→ **RECORDS SUPPLIED**:

*****

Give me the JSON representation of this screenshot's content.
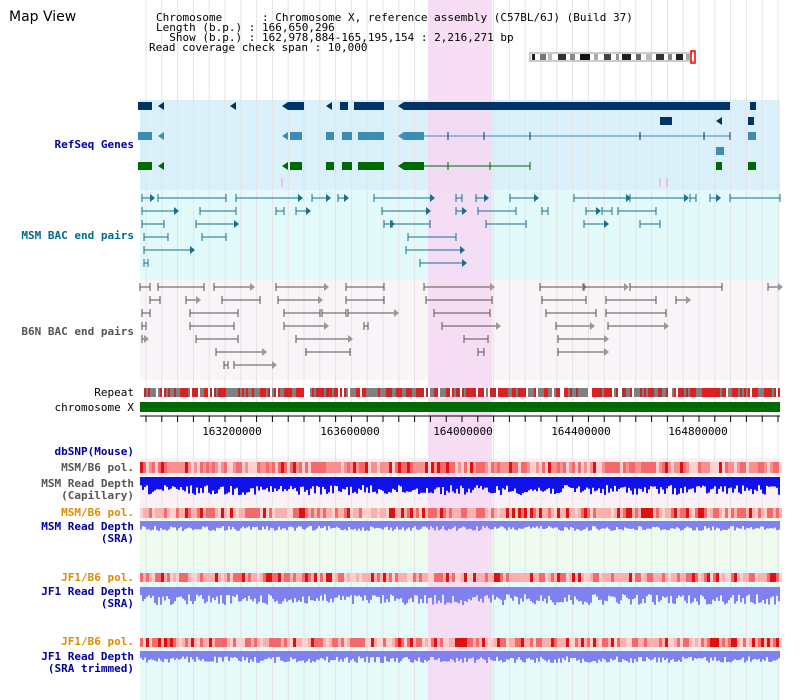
{
  "title": "Map View",
  "header_info": {
    "line1": "Chromosome      : Chromosome X, reference assembly (C57BL/6J) (Build 37)",
    "line2": "Length (b.p.) : 166,650,296",
    "line3": "  Show (b.p.) : 162,978,884-165,195,154 : 2,216,271 bp",
    "line4": "Read coverage check span : 10,000"
  },
  "tracks": {
    "refseq": "RefSeq Genes",
    "msm_bac": "MSM BAC end pairs",
    "b6n_bac": "B6N BAC end pairs",
    "repeat": "Repeat",
    "chromosome": "chromosome X",
    "dbsnp": "dbSNP(Mouse)",
    "msm_b6_pol_1": "MSM/B6 pol.",
    "msm_depth_cap_1": "MSM Read Depth",
    "msm_depth_cap_2": "(Capillary)",
    "msm_b6_pol_2": "MSM/B6 pol.",
    "msm_depth_sra_1": "MSM Read Depth",
    "msm_depth_sra_2": "(SRA)",
    "jf1_b6_pol_1": "JF1/B6 pol.",
    "jf1_depth_sra_1": "JF1 Read Depth",
    "jf1_depth_sra_2": "(SRA)",
    "jf1_b6_pol_2": "JF1/B6 pol.",
    "jf1_depth_trim_1": "JF1 Read Depth",
    "jf1_depth_trim_2": "(SRA trimmed)"
  },
  "axis": {
    "ticks": [
      "163200000",
      "163600000",
      "164000000",
      "164400000",
      "164800000"
    ]
  },
  "colors": {
    "highlight": "#f6d8f3",
    "refseq_bg": "#daf0fa",
    "msm_bg": "#e3fafa",
    "b6n_bg": "#f8f4f8",
    "gene_dark": "#003466",
    "gene_mid": "#3c8cb4",
    "gene_green": "#006a00",
    "bac_msm": "#1a6e8e",
    "bac_b6n": "#555555",
    "pol_red": "#f03030",
    "depth_blue": "#1010ee",
    "depth_light": "#8080f0",
    "label_blue": "#0000a0",
    "label_orange": "#e08c00",
    "label_teal": "#006a8a"
  }
}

*****

A complete and exact copy of the records is required. Exclude the pictures.

Give me the JSON representation of this screenshot's content.
{
  "title": "Map View",
  "header_info": {
    "line1": "Chromosome      : Chromosome X, reference assembly (C57BL/6J) (Build 37)",
    "line2": "Length (b.p.) : 166,650,296",
    "line3": "  Show (b.p.) : 162,978,884-165,195,154 : 2,216,271 bp",
    "line4": "Read coverage check span : 10,000"
  },
  "tracks": {
    "refseq": "RefSeq Genes",
    "msm_bac": "MSM BAC end pairs",
    "b6n_bac": "B6N BAC end pairs",
    "repeat": "Repeat",
    "chromosome": "chromosome X",
    "dbsnp": "dbSNP(Mouse)",
    "msm_b6_pol_1": "MSM/B6 pol.",
    "msm_depth_cap_1": "MSM Read Depth",
    "msm_depth_cap_2": "(Capillary)",
    "msm_b6_pol_2": "MSM/B6 pol.",
    "msm_depth_sra_1": "MSM Read Depth",
    "msm_depth_sra_2": "(SRA)",
    "jf1_b6_pol_1": "JF1/B6 pol.",
    "jf1_depth_sra_1": "JF1 Read Depth",
    "jf1_depth_sra_2": "(SRA)",
    "jf1_b6_pol_2": "JF1/B6 pol.",
    "jf1_depth_trim_1": "JF1 Read Depth",
    "jf1_depth_trim_2": "(SRA trimmed)"
  },
  "axis": {
    "ticks": [
      "163200000",
      "163600000",
      "164000000",
      "164400000",
      "164800000"
    ]
  },
  "colors": {
    "highlight": "#f6d8f3",
    "refseq_bg": "#daf0fa",
    "msm_bg": "#e3fafa",
    "b6n_bg": "#f8f4f8",
    "gene_dark": "#003466",
    "gene_mid": "#3c8cb4",
    "gene_green": "#006a00",
    "bac_msm": "#1a6e8e",
    "bac_b6n": "#555555",
    "pol_red": "#f03030",
    "depth_blue": "#1010ee",
    "depth_light": "#8080f0",
    "label_blue": "#0000a0",
    "label_orange": "#e08c00",
    "label_teal": "#006a8a"
  }
}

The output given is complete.